_Given task_
Find the lines containing the word "nunc" and copy every one of them.

_Source records_
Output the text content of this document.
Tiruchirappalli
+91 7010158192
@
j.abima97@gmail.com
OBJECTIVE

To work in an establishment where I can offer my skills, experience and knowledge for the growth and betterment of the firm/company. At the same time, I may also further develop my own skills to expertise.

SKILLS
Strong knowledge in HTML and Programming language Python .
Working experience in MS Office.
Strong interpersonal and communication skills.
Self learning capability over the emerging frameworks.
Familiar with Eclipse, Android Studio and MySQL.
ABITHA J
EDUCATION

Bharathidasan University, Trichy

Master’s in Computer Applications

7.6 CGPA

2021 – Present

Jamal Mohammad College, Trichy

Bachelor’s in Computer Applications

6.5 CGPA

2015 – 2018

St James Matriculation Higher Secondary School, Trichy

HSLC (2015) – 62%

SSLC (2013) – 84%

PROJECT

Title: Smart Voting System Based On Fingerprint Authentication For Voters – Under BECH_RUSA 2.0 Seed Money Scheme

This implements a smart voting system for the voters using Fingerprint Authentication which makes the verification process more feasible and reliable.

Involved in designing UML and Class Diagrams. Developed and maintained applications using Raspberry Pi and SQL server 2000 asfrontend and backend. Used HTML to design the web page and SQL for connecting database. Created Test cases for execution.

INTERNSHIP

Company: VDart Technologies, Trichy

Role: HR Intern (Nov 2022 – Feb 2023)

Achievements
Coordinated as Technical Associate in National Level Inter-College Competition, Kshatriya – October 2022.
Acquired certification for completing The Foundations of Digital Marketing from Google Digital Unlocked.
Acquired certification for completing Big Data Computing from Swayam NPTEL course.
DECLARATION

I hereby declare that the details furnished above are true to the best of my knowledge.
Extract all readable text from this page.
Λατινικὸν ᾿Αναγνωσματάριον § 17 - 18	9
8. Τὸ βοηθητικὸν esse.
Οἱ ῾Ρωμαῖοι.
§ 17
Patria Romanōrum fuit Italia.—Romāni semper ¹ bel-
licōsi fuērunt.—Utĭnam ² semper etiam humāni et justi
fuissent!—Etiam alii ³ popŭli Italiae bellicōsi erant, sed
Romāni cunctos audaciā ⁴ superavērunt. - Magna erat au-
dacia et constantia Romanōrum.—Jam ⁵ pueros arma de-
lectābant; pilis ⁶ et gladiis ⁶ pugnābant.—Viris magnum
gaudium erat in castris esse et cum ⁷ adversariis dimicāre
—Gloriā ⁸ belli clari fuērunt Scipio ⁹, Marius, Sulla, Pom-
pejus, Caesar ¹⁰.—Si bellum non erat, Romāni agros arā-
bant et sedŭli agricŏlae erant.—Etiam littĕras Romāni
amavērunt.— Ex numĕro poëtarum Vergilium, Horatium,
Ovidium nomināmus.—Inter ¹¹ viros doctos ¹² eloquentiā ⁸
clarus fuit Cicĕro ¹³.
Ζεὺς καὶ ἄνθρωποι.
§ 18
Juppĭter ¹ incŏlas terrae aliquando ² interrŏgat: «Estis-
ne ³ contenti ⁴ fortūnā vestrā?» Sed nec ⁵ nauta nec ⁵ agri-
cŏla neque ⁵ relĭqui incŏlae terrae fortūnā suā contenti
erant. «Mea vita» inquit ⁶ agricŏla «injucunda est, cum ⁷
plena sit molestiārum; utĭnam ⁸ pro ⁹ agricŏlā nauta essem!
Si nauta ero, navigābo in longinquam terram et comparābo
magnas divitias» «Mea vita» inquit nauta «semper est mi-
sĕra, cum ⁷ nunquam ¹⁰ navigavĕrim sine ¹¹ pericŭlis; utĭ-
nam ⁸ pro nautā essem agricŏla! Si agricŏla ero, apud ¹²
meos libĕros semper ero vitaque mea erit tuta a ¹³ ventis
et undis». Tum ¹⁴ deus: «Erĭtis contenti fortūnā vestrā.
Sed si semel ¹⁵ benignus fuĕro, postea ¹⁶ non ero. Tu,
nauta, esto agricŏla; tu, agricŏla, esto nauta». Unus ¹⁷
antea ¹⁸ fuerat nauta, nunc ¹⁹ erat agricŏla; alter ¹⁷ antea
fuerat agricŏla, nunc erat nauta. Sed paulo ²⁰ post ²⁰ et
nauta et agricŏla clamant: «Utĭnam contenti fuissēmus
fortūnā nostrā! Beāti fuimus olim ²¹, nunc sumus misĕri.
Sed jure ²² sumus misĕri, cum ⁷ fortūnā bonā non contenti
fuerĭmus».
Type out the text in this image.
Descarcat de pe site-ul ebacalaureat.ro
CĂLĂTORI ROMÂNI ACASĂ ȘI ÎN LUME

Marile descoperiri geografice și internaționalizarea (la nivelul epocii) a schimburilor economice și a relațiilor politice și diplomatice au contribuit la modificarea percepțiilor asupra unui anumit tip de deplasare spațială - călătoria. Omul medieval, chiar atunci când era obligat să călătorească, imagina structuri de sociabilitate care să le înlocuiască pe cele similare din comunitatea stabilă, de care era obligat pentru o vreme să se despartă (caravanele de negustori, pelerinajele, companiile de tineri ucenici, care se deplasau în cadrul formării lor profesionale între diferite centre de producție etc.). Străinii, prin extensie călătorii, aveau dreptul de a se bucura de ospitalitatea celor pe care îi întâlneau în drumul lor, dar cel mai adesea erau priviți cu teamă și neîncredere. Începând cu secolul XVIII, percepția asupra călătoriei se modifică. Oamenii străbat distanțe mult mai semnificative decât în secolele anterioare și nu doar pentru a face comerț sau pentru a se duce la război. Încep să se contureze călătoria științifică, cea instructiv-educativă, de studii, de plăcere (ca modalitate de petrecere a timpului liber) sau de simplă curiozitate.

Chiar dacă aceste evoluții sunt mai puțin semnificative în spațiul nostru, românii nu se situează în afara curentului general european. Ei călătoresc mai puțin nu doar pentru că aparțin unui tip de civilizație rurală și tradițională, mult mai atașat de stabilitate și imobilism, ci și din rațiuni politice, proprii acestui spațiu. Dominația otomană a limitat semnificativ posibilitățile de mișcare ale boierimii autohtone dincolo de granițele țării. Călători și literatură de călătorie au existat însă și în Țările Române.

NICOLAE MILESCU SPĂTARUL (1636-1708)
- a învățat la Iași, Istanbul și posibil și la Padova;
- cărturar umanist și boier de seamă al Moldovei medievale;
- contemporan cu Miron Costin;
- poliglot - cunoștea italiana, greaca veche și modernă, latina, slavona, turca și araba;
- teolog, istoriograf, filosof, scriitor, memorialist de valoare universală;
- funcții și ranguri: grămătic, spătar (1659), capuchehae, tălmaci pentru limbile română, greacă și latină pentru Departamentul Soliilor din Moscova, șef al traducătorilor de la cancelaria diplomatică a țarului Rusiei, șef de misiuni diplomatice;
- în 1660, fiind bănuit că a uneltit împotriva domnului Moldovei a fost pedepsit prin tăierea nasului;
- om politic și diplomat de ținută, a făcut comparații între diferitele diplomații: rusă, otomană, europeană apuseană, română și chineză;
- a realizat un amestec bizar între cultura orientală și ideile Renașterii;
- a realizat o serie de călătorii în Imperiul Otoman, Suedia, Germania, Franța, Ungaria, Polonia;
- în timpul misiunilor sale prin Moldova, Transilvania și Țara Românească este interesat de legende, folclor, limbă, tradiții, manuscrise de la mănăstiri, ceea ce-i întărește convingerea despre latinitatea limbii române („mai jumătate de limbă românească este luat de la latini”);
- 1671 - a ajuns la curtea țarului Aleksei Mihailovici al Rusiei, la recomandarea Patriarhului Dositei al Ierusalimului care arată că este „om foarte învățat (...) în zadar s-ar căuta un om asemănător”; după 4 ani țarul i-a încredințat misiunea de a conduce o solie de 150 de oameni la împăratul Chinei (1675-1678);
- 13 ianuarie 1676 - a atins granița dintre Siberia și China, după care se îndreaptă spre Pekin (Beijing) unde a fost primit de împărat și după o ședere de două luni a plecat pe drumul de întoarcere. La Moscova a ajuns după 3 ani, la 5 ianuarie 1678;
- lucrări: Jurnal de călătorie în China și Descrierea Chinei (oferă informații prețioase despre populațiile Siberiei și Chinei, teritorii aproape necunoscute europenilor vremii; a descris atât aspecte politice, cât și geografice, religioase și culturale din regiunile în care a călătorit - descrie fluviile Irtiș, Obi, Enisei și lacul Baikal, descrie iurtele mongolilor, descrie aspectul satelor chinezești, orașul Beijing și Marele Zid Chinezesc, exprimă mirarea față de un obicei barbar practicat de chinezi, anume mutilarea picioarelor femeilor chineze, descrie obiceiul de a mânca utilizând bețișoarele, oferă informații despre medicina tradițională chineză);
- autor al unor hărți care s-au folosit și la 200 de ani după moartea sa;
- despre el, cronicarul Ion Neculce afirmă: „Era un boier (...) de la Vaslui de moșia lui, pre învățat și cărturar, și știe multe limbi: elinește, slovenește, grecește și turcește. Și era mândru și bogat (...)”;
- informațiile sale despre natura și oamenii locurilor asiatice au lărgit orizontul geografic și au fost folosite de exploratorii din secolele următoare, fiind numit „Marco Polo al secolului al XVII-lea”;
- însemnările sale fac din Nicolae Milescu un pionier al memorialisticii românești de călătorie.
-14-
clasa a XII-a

_Solution to the problem_
antea ¹⁸ fuerat nauta, nunc ¹⁹ erat agricŏla; alter ¹⁷ antea
fuerat agricŏla, nunc erat nauta. Sed paulo ²⁰ post ²⁰ et
fortūnā nostrā! Beāti fuimus olim ²¹, nunc sumus misĕri.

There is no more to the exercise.